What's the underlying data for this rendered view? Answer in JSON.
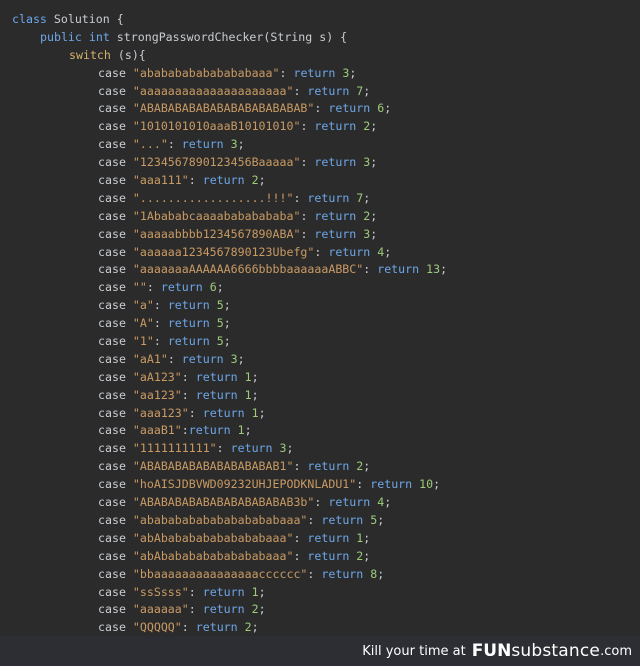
{
  "code": {
    "class_line": {
      "kw": "class",
      "rest": " Solution {"
    },
    "method_line": {
      "kw1": "public",
      "kw2": "int",
      "rest": " strongPasswordChecker(String s) {"
    },
    "switch_line": {
      "kw": "switch",
      "rest": " (s){"
    },
    "cases": [
      {
        "str": "\"ababababababababaaa\"",
        "ret": "3"
      },
      {
        "str": "\"aaaaaaaaaaaaaaaaaaaaa\"",
        "ret": "7"
      },
      {
        "str": "\"ABABABABABABABABABABABAB\"",
        "ret": "6"
      },
      {
        "str": "\"1010101010aaaB10101010\"",
        "ret": "2"
      },
      {
        "str": "\"...\"",
        "ret": "3"
      },
      {
        "str": "\"1234567890123456Baaaaa\"",
        "ret": "3"
      },
      {
        "str": "\"aaa111\"",
        "ret": "2"
      },
      {
        "str": "\"..................!!!\"",
        "ret": "7"
      },
      {
        "str": "\"1Ababab​caaaabababababa\"",
        "ret": "2"
      },
      {
        "str": "\"aaaaabbbb1234567890ABA\"",
        "ret": "3"
      },
      {
        "str": "\"aaaaaa1234567890123Ubefg\"",
        "ret": "4"
      },
      {
        "str": "\"aaaaaaaAAAAAA6666bbbbaaaaaaABBC\"",
        "ret": "13"
      },
      {
        "str": "\"\"",
        "ret": "6"
      },
      {
        "str": "\"a\"",
        "ret": "5"
      },
      {
        "str": "\"A\"",
        "ret": "5"
      },
      {
        "str": "\"1\"",
        "ret": "5"
      },
      {
        "str": "\"aA1\"",
        "ret": "3"
      },
      {
        "str": "\"aA123\"",
        "ret": "1"
      },
      {
        "str": "\"aa123\"",
        "ret": "1"
      },
      {
        "str": "\"aaa123\"",
        "ret": "1"
      },
      {
        "str": "\"aaaB1\"",
        "ret": "1",
        "nospace": true
      },
      {
        "str": "\"1111111111\"",
        "ret": "3"
      },
      {
        "str": "\"ABABABABABABABABABAB1\"",
        "ret": "2"
      },
      {
        "str": "\"hoAISJDBVWD09232UHJEPODKNLADU1\"",
        "ret": "10"
      },
      {
        "str": "\"ABABABABABABABABABABAB3b\"",
        "ret": "4"
      },
      {
        "str": "\"ababababababababababaaa\"",
        "ret": "5"
      },
      {
        "str": "\"abAbabababababababaaa\"",
        "ret": "1"
      },
      {
        "str": "\"abAbabababababababaaa\"",
        "ret": "2"
      },
      {
        "str": "\"bbaaaaaaaaaaaaaaacccccc\"",
        "ret": "8"
      },
      {
        "str": "\"ssSsss\"",
        "ret": "1"
      },
      {
        "str": "\"aaaaaa\"",
        "ret": "2"
      },
      {
        "str": "\"QQQQQ\"",
        "ret": "2"
      }
    ],
    "case_kw": "case",
    "return_kw": "return"
  },
  "footer": {
    "tagline": "Kill your time at",
    "brand_bold": "FUN",
    "brand_rest": "substance",
    "brand_tld": ".com"
  }
}
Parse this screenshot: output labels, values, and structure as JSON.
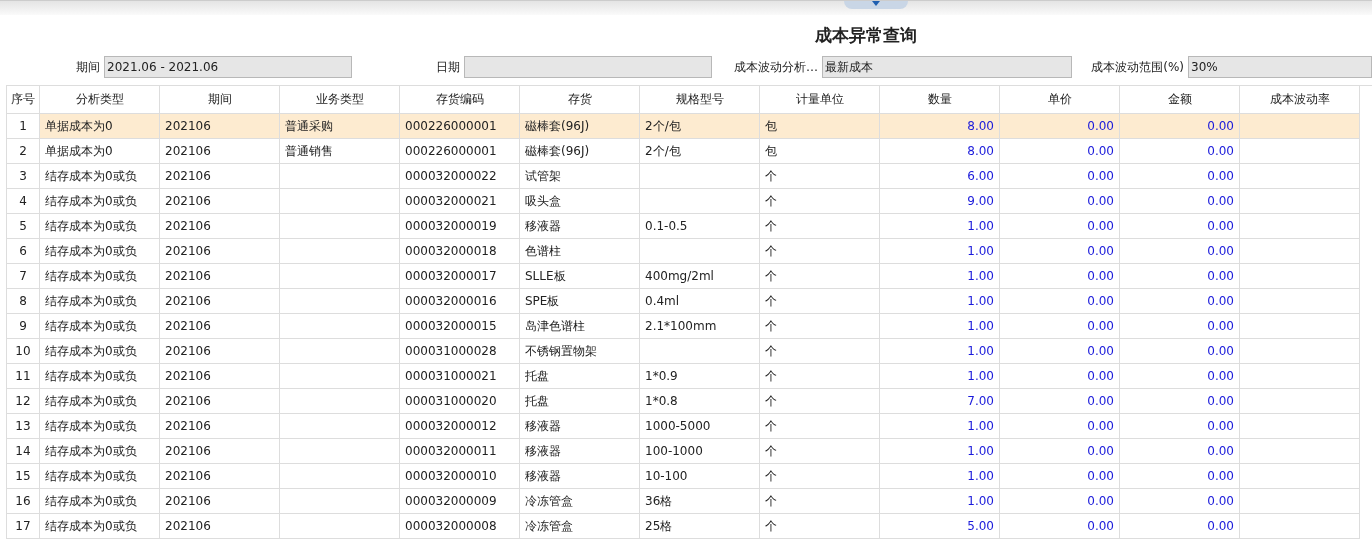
{
  "title": "成本异常查询",
  "filters": [
    {
      "label": "期间",
      "value": "2021.06 - 2021.06"
    },
    {
      "label": "日期"
    },
    {
      "label": "成本波动分析…",
      "value": "最新成本"
    },
    {
      "label": "成本波动范围(%)",
      "value": "30%"
    }
  ],
  "table": {
    "columns": [
      "序号",
      "分析类型",
      "期间",
      "业务类型",
      "存货编码",
      "存货",
      "规格型号",
      "计量单位",
      "数量",
      "单价",
      "金额",
      "成本波动率"
    ],
    "rows": [
      {
        "selected": true,
        "cells": [
          "1",
          "单据成本为0",
          "202106",
          "普通采购",
          "000226000001",
          "磁棒套(96J)",
          "2个/包",
          "包",
          "8.00",
          "0.00",
          "0.00",
          ""
        ]
      },
      {
        "selected": false,
        "cells": [
          "2",
          "单据成本为0",
          "202106",
          "普通销售",
          "000226000001",
          "磁棒套(96J)",
          "2个/包",
          "包",
          "8.00",
          "0.00",
          "0.00",
          ""
        ]
      },
      {
        "selected": false,
        "cells": [
          "3",
          "结存成本为0或负",
          "202106",
          "",
          "000032000022",
          "试管架",
          "",
          "个",
          "6.00",
          "0.00",
          "0.00",
          ""
        ]
      },
      {
        "selected": false,
        "cells": [
          "4",
          "结存成本为0或负",
          "202106",
          "",
          "000032000021",
          "吸头盒",
          "",
          "个",
          "9.00",
          "0.00",
          "0.00",
          ""
        ]
      },
      {
        "selected": false,
        "cells": [
          "5",
          "结存成本为0或负",
          "202106",
          "",
          "000032000019",
          "移液器",
          "0.1-0.5",
          "个",
          "1.00",
          "0.00",
          "0.00",
          ""
        ]
      },
      {
        "selected": false,
        "cells": [
          "6",
          "结存成本为0或负",
          "202106",
          "",
          "000032000018",
          "色谱柱",
          "",
          "个",
          "1.00",
          "0.00",
          "0.00",
          ""
        ]
      },
      {
        "selected": false,
        "cells": [
          "7",
          "结存成本为0或负",
          "202106",
          "",
          "000032000017",
          "SLLE板",
          "400mg/2ml",
          "个",
          "1.00",
          "0.00",
          "0.00",
          ""
        ]
      },
      {
        "selected": false,
        "cells": [
          "8",
          "结存成本为0或负",
          "202106",
          "",
          "000032000016",
          "SPE板",
          "0.4ml",
          "个",
          "1.00",
          "0.00",
          "0.00",
          ""
        ]
      },
      {
        "selected": false,
        "cells": [
          "9",
          "结存成本为0或负",
          "202106",
          "",
          "000032000015",
          "岛津色谱柱",
          "2.1*100mm",
          "个",
          "1.00",
          "0.00",
          "0.00",
          ""
        ]
      },
      {
        "selected": false,
        "cells": [
          "10",
          "结存成本为0或负",
          "202106",
          "",
          "000031000028",
          "不锈钢置物架",
          "",
          "个",
          "1.00",
          "0.00",
          "0.00",
          ""
        ]
      },
      {
        "selected": false,
        "cells": [
          "11",
          "结存成本为0或负",
          "202106",
          "",
          "000031000021",
          "托盘",
          "1*0.9",
          "个",
          "1.00",
          "0.00",
          "0.00",
          ""
        ]
      },
      {
        "selected": false,
        "cells": [
          "12",
          "结存成本为0或负",
          "202106",
          "",
          "000031000020",
          "托盘",
          "1*0.8",
          "个",
          "7.00",
          "0.00",
          "0.00",
          ""
        ]
      },
      {
        "selected": false,
        "cells": [
          "13",
          "结存成本为0或负",
          "202106",
          "",
          "000032000012",
          "移液器",
          "1000-5000",
          "个",
          "1.00",
          "0.00",
          "0.00",
          ""
        ]
      },
      {
        "selected": false,
        "cells": [
          "14",
          "结存成本为0或负",
          "202106",
          "",
          "000032000011",
          "移液器",
          "100-1000",
          "个",
          "1.00",
          "0.00",
          "0.00",
          ""
        ]
      },
      {
        "selected": false,
        "cells": [
          "15",
          "结存成本为0或负",
          "202106",
          "",
          "000032000010",
          "移液器",
          "10-100",
          "个",
          "1.00",
          "0.00",
          "0.00",
          ""
        ]
      },
      {
        "selected": false,
        "cells": [
          "16",
          "结存成本为0或负",
          "202106",
          "",
          "000032000009",
          "冷冻管盒",
          "36格",
          "个",
          "1.00",
          "0.00",
          "0.00",
          ""
        ]
      },
      {
        "selected": false,
        "cells": [
          "17",
          "结存成本为0或负",
          "202106",
          "",
          "000032000008",
          "冷冻管盒",
          "25格",
          "个",
          "5.00",
          "0.00",
          "0.00",
          ""
        ]
      }
    ]
  }
}
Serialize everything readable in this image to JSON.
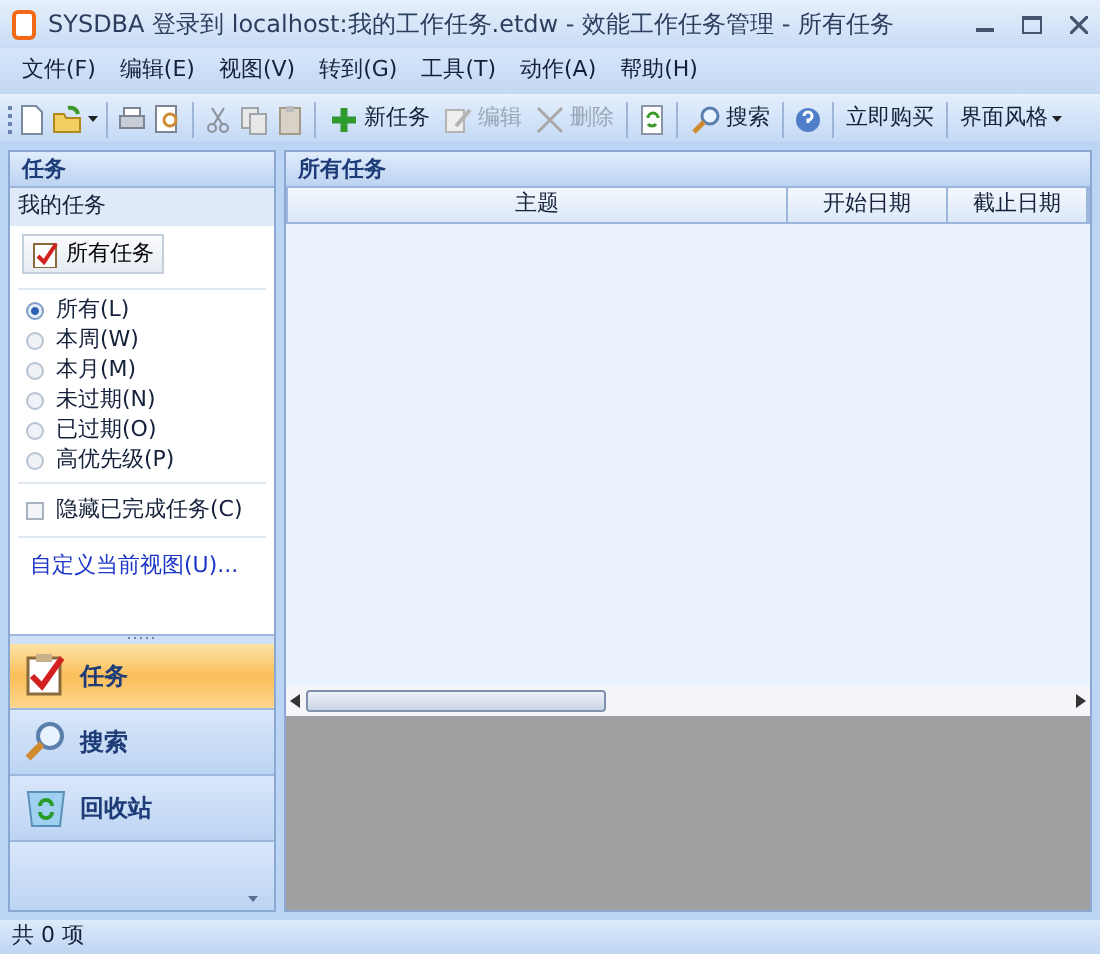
{
  "window": {
    "title": "SYSDBA 登录到 localhost:我的工作任务.etdw - 效能工作任务管理 - 所有任务"
  },
  "menu": [
    "文件(F)",
    "编辑(E)",
    "视图(V)",
    "转到(G)",
    "工具(T)",
    "动作(A)",
    "帮助(H)"
  ],
  "toolbar": [
    {
      "label": "新任务",
      "disabled": false
    },
    {
      "label": "编辑",
      "disabled": true
    },
    {
      "label": "删除",
      "disabled": true
    },
    {
      "label": "搜索",
      "disabled": false
    },
    {
      "label": "立即购买",
      "disabled": false
    },
    {
      "label": "界面风格",
      "disabled": false
    }
  ],
  "sidebar": {
    "title": "任务",
    "section": "我的任务",
    "view_button": "所有任务",
    "filters": [
      {
        "label": "所有(L)",
        "selected": true
      },
      {
        "label": "本周(W)",
        "selected": false
      },
      {
        "label": "本月(M)",
        "selected": false
      },
      {
        "label": "未过期(N)",
        "selected": false
      },
      {
        "label": "已过期(O)",
        "selected": false
      },
      {
        "label": "高优先级(P)",
        "selected": false
      }
    ],
    "hide_completed": {
      "label": "隐藏已完成任务(C)",
      "checked": false
    },
    "customize_link": "自定义当前视图(U)...",
    "nav": [
      {
        "label": "任务",
        "selected": true
      },
      {
        "label": "搜索",
        "selected": false
      },
      {
        "label": "回收站",
        "selected": false
      }
    ]
  },
  "main": {
    "title": "所有任务",
    "columns": [
      "主题",
      "开始日期",
      "截止日期"
    ]
  },
  "status_bar": "共 0 项"
}
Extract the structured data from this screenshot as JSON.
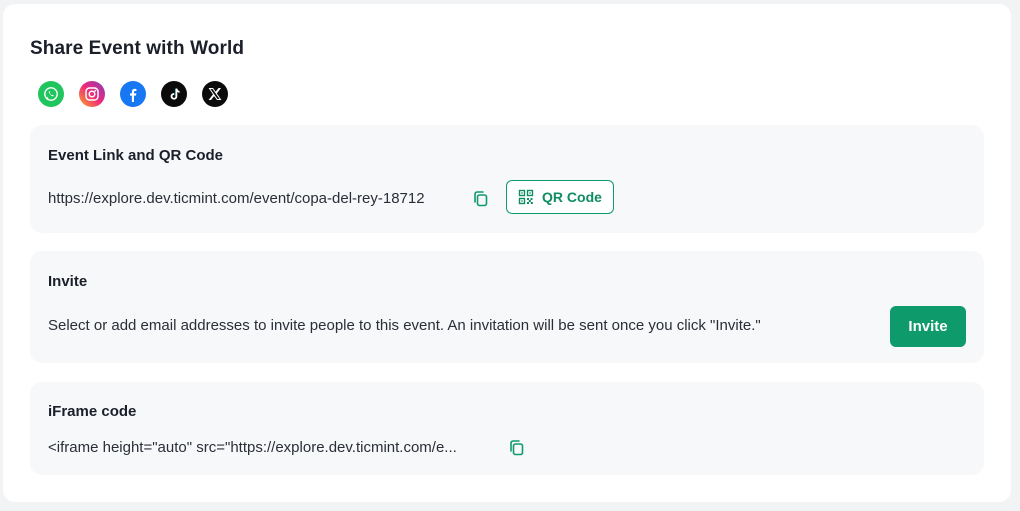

══════════════════════════════

▶ _What is required_:
Gather from the data above every line with the string "title".

▶ _Solved problem_:
  "title": "成本异常查询",
    "title": "SYSDBA 登录到 localhost:我的工作任务.etdw - 效能工作任务管理 - 所有任务"
    "title": "任务",
    "title": "所有任务",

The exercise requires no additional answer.